* [Records provided]
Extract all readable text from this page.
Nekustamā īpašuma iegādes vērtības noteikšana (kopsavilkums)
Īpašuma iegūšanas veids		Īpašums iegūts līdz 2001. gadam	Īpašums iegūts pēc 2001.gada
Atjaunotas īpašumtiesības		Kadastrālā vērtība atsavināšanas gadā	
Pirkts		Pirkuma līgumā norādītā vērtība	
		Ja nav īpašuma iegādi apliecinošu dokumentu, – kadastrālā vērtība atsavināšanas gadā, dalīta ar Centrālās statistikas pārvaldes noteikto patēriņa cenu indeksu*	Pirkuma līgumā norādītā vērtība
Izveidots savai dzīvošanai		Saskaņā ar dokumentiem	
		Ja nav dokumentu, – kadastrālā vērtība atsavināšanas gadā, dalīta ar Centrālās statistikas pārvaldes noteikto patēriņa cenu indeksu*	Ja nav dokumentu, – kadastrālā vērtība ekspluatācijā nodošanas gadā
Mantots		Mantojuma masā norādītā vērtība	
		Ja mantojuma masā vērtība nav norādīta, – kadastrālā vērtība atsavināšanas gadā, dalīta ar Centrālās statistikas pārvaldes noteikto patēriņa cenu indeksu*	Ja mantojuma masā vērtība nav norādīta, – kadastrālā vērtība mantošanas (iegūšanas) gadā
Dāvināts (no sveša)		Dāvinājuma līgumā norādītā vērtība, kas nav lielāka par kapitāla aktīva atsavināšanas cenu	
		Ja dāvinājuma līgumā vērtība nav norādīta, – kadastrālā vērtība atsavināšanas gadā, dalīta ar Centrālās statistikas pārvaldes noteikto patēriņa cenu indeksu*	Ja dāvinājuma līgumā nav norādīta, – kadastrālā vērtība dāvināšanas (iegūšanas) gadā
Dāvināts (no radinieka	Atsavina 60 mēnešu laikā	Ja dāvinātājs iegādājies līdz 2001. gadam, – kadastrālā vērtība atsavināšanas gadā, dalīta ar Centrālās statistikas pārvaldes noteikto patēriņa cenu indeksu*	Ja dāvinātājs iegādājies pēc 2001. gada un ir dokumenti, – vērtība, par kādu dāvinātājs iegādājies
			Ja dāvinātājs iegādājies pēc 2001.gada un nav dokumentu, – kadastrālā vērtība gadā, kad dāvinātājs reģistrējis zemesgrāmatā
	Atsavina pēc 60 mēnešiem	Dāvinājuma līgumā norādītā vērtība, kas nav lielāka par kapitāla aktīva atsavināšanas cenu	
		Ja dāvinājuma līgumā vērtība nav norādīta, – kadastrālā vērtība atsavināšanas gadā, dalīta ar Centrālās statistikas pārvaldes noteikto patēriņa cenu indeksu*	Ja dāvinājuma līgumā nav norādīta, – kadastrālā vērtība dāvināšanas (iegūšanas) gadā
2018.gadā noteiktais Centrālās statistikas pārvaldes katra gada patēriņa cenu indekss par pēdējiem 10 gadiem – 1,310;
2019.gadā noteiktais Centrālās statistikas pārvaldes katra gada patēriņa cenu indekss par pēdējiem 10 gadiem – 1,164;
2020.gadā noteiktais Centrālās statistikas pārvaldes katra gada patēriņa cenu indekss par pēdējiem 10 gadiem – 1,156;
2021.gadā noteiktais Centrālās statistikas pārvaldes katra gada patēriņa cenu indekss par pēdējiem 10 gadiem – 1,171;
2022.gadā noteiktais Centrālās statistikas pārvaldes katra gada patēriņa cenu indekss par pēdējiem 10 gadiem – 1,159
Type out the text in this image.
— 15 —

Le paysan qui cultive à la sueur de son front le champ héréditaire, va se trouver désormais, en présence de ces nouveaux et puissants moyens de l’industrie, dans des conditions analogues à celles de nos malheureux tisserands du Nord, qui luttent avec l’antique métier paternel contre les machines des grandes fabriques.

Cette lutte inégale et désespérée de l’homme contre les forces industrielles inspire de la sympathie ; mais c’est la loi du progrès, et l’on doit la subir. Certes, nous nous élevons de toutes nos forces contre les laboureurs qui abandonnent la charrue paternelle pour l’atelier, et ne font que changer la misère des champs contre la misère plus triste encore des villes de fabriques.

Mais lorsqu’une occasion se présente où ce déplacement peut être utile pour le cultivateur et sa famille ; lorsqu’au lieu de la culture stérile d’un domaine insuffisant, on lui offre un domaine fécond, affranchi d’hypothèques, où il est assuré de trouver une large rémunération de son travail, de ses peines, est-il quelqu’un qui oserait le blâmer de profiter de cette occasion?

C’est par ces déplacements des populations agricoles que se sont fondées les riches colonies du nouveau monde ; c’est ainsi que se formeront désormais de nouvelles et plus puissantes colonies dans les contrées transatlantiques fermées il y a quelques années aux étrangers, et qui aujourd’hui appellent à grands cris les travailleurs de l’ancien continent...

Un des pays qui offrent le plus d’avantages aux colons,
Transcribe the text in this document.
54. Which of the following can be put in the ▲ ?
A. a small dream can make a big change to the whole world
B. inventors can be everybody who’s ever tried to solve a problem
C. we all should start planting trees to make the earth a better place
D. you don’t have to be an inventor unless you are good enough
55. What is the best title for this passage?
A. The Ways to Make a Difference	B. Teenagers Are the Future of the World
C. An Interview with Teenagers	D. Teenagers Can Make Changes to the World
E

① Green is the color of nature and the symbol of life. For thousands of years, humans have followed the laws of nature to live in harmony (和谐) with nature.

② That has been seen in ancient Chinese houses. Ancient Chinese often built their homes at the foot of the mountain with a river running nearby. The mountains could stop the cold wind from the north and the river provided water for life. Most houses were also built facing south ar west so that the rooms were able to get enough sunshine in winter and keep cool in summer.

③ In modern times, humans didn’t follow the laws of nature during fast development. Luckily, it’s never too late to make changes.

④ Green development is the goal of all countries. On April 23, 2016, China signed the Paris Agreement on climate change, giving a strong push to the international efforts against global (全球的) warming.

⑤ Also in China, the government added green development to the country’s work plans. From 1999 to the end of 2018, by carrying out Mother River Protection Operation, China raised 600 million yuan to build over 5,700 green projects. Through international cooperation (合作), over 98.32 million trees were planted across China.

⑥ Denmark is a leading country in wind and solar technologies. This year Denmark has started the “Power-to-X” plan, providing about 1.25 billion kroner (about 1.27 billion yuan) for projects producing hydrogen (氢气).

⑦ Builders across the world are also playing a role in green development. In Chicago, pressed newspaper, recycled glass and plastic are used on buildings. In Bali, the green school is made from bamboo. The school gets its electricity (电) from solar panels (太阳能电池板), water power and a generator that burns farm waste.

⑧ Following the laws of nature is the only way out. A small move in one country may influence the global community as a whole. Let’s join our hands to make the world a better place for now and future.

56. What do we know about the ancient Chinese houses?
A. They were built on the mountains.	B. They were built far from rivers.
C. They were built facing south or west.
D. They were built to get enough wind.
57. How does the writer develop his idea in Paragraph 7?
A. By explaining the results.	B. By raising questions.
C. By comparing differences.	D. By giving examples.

* [Given task] In the entries above, identify every line with the word "līdz". Copy those lines.

* [Right answer]
Īpašuma iegūšanas veids		Īpašums iegūts līdz 2001. gadam	Īpašums iegūts pēc 2001.gada
Dāvināts (no radinieka	Atsavina 60 mēnešu laikā	Ja dāvinātājs iegādājies līdz 2001. gadam, – kadastrālā vērtība atsavināšanas gadā, dalīta ar Centrālās statistikas pārvaldes noteikto patēriņa cenu indeksu*	Ja dāvinātājs iegādājies pēc 2001. gada un ir dokumenti, – vērtība, par kādu dāvinātājs iegādājies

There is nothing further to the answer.